WRITTEN EXERCISE ▸ Only the pictures are left out: repeat the rest of the entries exactly.
════════════════════
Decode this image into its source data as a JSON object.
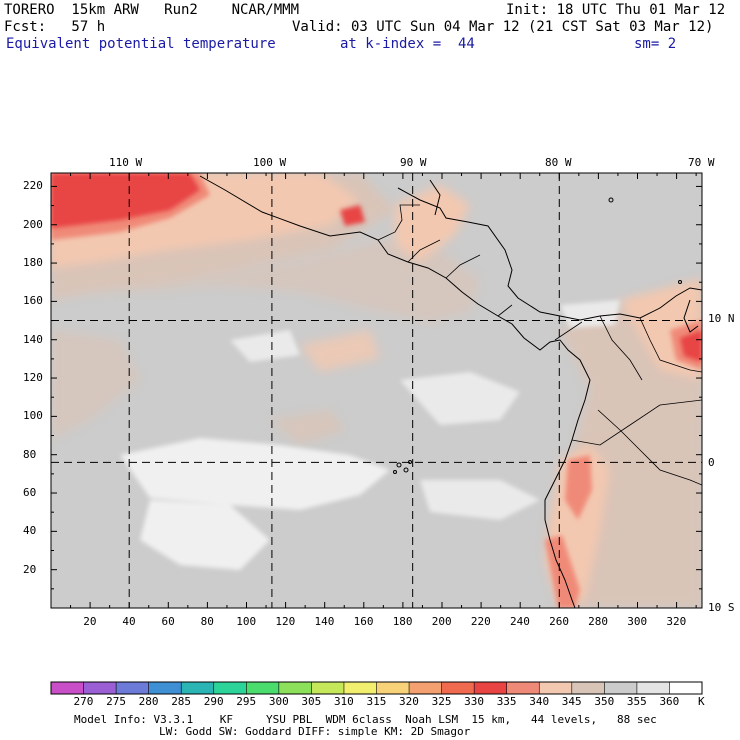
{
  "header": {
    "title": "TORERO  15km ARW   Run2    NCAR/MMM",
    "init": "Init: 18 UTC Thu 01 Mar 12",
    "fcst": "Fcst:   57 h",
    "valid": "Valid: 03 UTC Sun 04 Mar 12 (21 CST Sat 03 Mar 12)",
    "field": "Equivalent potential temperature",
    "kindex": "at k-index =  44",
    "smoothing": "sm= 2"
  },
  "map": {
    "lon_labels": [
      "110 W",
      "100 W",
      "90 W",
      "80 W",
      "70 W"
    ],
    "lat_labels": [
      "10 N",
      "0",
      "10 S"
    ],
    "y_ticks": [
      "220",
      "200",
      "180",
      "160",
      "140",
      "120",
      "100",
      "80",
      "60",
      "40",
      "20"
    ],
    "x_ticks": [
      "20",
      "40",
      "60",
      "80",
      "100",
      "120",
      "140",
      "160",
      "180",
      "200",
      "220",
      "240",
      "260",
      "280",
      "300",
      "320"
    ],
    "grid_i": [
      40,
      113,
      185,
      260
    ],
    "grid_j": [
      76,
      150
    ],
    "domain_max_i": 333,
    "domain_max_j": 227
  },
  "colorbar": {
    "labels": [
      "270",
      "275",
      "280",
      "285",
      "290",
      "295",
      "300",
      "305",
      "310",
      "315",
      "320",
      "325",
      "330",
      "335",
      "340",
      "345",
      "350",
      "355",
      "360"
    ],
    "unit": "K",
    "colors": [
      "#c84fc8",
      "#9a5fd4",
      "#6c7ad8",
      "#3f8fd4",
      "#2ab4b4",
      "#2dd49a",
      "#4bdc6e",
      "#8ce05a",
      "#c4e85a",
      "#f2ee6e",
      "#f8d278",
      "#f5a070",
      "#f06a50",
      "#e84444",
      "#f08a78",
      "#f3c8b0",
      "#d9c4b8",
      "#cccccc",
      "#e4e4e4",
      "#ffffff"
    ]
  },
  "footer": {
    "line1": "Model Info: V3.3.1    KF     YSU PBL  WDM 6class  Noah LSM  15 km,   44 levels,   88 sec",
    "line2": "LW: Godd SW: Goddard DIFF: simple KM: 2D Smagor"
  }
}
════════════════════
SOLUTION FOR THIS TASK ▸
Decode this image into its source data as a JSON object.
{
  "header": {
    "title": "TORERO  15km ARW   Run2    NCAR/MMM",
    "init": "Init: 18 UTC Thu 01 Mar 12",
    "fcst": "Fcst:   57 h",
    "valid": "Valid: 03 UTC Sun 04 Mar 12 (21 CST Sat 03 Mar 12)",
    "field": "Equivalent potential temperature",
    "kindex": "at k-index =  44",
    "smoothing": "sm= 2"
  },
  "map": {
    "lon_labels": [
      "110 W",
      "100 W",
      "90 W",
      "80 W",
      "70 W"
    ],
    "lat_labels": [
      "10 N",
      "0",
      "10 S"
    ],
    "y_ticks": [
      "220",
      "200",
      "180",
      "160",
      "140",
      "120",
      "100",
      "80",
      "60",
      "40",
      "20"
    ],
    "x_ticks": [
      "20",
      "40",
      "60",
      "80",
      "100",
      "120",
      "140",
      "160",
      "180",
      "200",
      "220",
      "240",
      "260",
      "280",
      "300",
      "320"
    ],
    "grid_i": [
      40,
      113,
      185,
      260
    ],
    "grid_j": [
      76,
      150
    ],
    "domain_max_i": 333,
    "domain_max_j": 227
  },
  "colorbar": {
    "labels": [
      "270",
      "275",
      "280",
      "285",
      "290",
      "295",
      "300",
      "305",
      "310",
      "315",
      "320",
      "325",
      "330",
      "335",
      "340",
      "345",
      "350",
      "355",
      "360"
    ],
    "unit": "K",
    "colors": [
      "#c84fc8",
      "#9a5fd4",
      "#6c7ad8",
      "#3f8fd4",
      "#2ab4b4",
      "#2dd49a",
      "#4bdc6e",
      "#8ce05a",
      "#c4e85a",
      "#f2ee6e",
      "#f8d278",
      "#f5a070",
      "#f06a50",
      "#e84444",
      "#f08a78",
      "#f3c8b0",
      "#d9c4b8",
      "#cccccc",
      "#e4e4e4",
      "#ffffff"
    ]
  },
  "footer": {
    "line1": "Model Info: V3.3.1    KF     YSU PBL  WDM 6class  Noah LSM  15 km,   44 levels,   88 sec",
    "line2": "LW: Godd SW: Goddard DIFF: simple KM: 2D Smagor"
  }
}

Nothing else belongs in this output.